» **ENTRIES**:
=======

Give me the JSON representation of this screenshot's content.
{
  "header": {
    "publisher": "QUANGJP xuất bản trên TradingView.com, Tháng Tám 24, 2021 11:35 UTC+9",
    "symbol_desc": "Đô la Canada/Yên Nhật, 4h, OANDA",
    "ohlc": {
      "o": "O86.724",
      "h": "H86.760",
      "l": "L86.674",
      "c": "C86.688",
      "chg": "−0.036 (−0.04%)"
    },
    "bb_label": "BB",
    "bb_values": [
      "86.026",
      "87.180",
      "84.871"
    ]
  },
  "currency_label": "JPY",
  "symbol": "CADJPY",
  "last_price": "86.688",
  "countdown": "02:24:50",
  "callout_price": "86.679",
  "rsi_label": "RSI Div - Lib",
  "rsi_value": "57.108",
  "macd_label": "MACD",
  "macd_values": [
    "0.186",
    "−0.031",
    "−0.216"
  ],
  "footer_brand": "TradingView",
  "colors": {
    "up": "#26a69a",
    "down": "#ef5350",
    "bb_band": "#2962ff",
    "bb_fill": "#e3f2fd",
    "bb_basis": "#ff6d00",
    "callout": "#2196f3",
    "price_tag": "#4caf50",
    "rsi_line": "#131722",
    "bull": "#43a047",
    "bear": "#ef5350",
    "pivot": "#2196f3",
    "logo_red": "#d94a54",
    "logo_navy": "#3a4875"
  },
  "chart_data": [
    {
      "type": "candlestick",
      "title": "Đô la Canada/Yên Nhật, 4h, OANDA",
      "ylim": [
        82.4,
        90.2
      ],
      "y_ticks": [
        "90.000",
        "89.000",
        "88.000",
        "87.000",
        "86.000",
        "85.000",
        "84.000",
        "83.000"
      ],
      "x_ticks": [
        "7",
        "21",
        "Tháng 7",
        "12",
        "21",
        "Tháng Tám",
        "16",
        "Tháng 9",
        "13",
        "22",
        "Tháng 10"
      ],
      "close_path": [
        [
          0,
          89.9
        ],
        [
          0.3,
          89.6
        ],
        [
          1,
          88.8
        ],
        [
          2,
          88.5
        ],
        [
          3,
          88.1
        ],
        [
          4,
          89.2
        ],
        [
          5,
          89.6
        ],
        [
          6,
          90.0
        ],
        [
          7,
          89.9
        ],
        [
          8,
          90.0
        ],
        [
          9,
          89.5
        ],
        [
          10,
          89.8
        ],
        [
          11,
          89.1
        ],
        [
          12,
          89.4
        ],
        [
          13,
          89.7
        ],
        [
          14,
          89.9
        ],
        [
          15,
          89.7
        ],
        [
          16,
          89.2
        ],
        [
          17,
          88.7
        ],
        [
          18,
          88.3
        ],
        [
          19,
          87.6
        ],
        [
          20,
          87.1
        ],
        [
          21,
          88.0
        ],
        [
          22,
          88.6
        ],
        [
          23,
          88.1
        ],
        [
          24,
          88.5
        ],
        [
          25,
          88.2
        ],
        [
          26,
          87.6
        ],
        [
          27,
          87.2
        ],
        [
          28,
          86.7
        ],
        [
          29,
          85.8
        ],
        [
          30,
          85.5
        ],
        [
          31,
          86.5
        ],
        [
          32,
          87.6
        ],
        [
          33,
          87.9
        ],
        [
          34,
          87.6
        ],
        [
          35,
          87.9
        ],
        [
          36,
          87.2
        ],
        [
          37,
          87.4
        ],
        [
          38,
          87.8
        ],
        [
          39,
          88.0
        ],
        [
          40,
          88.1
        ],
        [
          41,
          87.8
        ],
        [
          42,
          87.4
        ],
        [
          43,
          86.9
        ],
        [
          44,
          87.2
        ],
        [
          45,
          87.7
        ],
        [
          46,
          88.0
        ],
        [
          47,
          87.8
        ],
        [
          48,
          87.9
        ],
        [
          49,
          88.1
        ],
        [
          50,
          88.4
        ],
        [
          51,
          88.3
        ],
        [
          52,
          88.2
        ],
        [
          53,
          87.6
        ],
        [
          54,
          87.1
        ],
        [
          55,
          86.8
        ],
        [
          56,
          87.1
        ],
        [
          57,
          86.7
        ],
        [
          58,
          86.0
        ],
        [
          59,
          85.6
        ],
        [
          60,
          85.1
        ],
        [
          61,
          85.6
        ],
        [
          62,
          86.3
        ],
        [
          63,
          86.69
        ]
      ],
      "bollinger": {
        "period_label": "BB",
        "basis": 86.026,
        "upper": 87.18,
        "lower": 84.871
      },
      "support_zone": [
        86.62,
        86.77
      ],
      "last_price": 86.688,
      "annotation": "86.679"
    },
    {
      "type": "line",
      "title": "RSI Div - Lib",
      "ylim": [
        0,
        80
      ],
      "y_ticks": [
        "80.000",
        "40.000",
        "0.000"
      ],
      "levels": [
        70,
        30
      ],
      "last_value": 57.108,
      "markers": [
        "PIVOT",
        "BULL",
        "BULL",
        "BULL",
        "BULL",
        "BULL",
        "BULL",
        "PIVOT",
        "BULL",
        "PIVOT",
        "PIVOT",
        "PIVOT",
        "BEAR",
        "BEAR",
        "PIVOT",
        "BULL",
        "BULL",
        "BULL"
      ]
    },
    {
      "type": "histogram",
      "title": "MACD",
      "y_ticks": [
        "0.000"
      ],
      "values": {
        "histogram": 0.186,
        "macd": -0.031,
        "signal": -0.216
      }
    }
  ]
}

=======

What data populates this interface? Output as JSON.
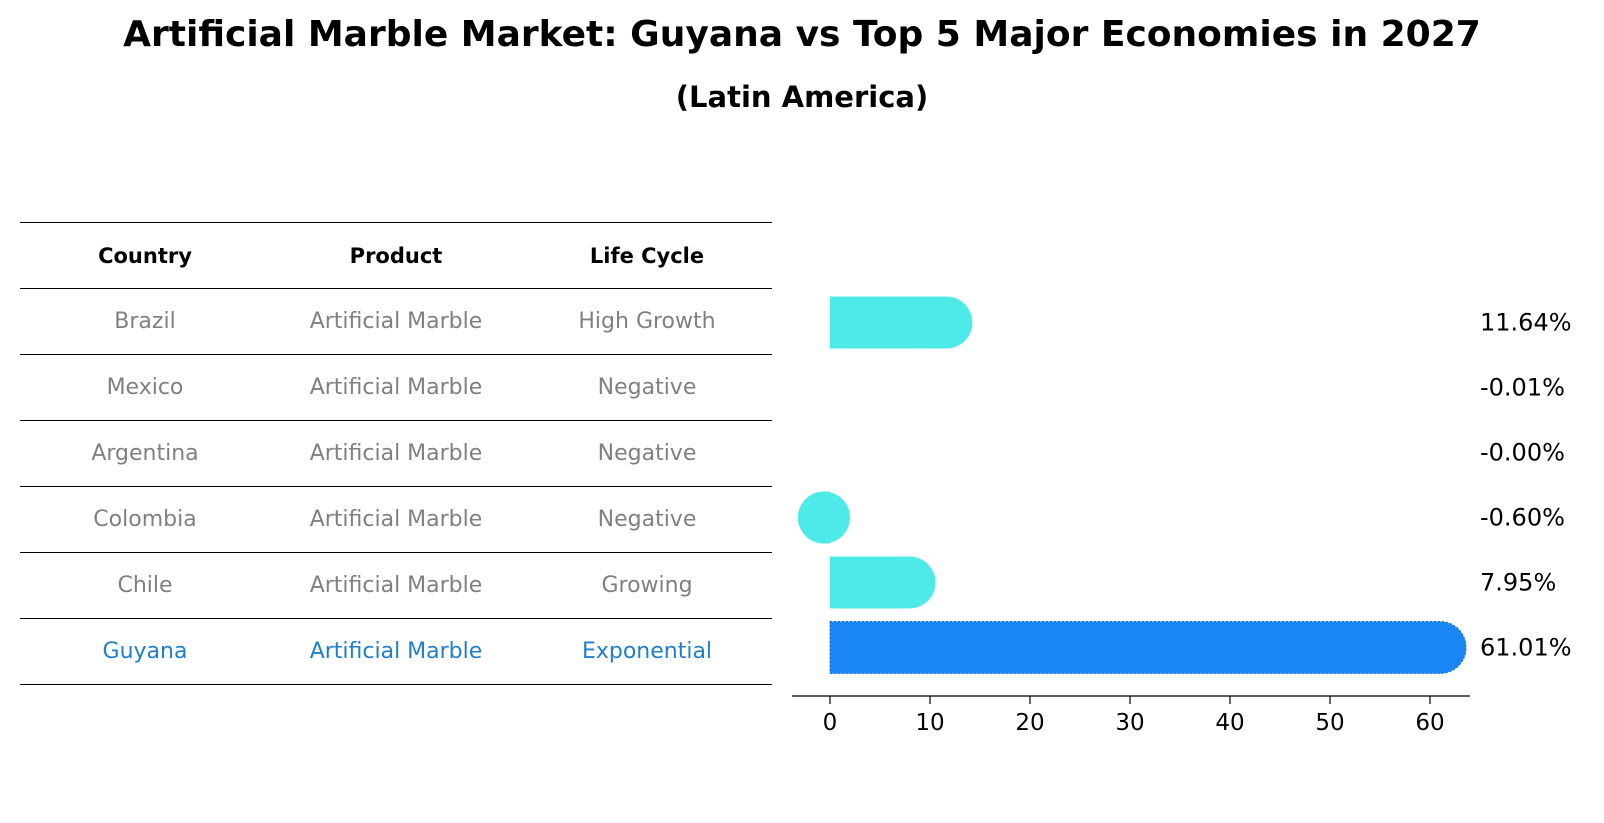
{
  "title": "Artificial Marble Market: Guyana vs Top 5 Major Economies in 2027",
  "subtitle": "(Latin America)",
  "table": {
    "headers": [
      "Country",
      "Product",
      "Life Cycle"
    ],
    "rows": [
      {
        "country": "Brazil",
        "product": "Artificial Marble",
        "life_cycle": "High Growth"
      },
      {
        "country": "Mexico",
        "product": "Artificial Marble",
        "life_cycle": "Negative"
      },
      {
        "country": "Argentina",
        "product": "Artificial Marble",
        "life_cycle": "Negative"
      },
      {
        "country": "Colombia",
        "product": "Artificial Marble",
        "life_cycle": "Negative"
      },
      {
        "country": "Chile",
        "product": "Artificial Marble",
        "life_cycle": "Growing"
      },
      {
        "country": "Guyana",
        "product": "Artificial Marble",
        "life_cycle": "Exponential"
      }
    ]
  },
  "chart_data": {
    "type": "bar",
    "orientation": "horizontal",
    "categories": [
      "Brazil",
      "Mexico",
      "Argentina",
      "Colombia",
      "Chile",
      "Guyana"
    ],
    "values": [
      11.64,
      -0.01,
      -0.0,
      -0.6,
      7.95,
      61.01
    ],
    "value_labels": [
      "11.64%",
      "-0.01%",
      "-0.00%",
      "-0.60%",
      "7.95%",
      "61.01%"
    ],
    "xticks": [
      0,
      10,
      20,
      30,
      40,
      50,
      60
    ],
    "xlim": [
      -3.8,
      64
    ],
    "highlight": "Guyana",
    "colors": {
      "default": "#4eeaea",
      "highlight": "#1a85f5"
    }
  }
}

=======

» **STATED TASK**:
Give only the count of lines in the data that include the string "Canada".

» **EXPECTED ANSWER**:
2